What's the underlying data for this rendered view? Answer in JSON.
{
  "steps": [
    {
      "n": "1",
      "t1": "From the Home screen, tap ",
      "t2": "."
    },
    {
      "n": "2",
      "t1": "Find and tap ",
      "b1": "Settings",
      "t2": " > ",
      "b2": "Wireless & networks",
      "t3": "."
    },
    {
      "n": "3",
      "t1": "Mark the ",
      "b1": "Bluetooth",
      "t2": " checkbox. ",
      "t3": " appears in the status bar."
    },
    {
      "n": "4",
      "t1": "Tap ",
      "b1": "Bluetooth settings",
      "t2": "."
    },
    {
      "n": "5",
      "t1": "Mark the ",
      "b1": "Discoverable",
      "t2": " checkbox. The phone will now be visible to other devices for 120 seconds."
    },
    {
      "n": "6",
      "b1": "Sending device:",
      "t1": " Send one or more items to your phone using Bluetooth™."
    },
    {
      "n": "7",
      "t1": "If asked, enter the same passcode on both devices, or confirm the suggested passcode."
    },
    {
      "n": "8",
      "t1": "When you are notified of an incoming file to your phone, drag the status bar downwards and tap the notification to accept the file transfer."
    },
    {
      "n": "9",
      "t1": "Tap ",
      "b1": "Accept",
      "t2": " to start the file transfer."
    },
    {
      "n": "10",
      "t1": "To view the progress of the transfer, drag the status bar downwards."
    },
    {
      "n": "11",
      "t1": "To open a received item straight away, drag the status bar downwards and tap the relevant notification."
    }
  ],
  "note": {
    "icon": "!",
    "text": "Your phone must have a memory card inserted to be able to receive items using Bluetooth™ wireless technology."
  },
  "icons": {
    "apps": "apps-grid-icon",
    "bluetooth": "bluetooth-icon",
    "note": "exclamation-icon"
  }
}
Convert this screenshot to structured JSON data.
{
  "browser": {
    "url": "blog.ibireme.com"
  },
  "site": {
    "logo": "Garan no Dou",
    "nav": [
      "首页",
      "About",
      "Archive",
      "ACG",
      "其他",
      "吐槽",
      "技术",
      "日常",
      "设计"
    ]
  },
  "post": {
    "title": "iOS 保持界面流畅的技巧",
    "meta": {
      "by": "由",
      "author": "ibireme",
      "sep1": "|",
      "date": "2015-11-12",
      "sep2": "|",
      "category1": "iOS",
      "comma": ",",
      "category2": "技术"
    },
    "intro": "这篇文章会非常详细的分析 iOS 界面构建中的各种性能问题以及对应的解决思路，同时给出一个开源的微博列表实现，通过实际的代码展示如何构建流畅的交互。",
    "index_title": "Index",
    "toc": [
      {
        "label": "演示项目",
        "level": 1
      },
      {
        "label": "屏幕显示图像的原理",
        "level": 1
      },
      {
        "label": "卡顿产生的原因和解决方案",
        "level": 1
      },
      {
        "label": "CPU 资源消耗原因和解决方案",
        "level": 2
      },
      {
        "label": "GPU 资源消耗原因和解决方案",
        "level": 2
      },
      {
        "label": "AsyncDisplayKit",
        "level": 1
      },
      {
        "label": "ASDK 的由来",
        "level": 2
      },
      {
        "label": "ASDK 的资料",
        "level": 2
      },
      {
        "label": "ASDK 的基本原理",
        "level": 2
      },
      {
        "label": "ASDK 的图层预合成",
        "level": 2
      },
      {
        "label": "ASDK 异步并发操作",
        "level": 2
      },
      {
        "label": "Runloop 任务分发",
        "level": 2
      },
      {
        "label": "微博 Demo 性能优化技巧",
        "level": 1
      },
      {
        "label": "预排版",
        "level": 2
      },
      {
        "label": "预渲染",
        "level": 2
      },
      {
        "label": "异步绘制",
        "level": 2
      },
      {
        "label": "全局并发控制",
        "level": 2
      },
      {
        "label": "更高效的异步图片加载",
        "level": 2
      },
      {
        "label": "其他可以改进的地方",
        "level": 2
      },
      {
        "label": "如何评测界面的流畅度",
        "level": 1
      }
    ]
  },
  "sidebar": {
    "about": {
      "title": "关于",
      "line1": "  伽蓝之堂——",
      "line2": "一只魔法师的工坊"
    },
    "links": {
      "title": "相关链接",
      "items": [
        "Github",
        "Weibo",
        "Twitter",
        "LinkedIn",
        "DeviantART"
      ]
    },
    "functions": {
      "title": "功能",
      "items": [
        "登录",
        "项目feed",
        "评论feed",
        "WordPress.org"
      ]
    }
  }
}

#####

### Task prompt
Among the lines of the material, find those that hold the word "view" and copy them.

### Solution for this problem
What's the underlying data for this rendered view? Answer in JSON.
      "t1": "To view the progress of the transfer, drag the status bar downwards."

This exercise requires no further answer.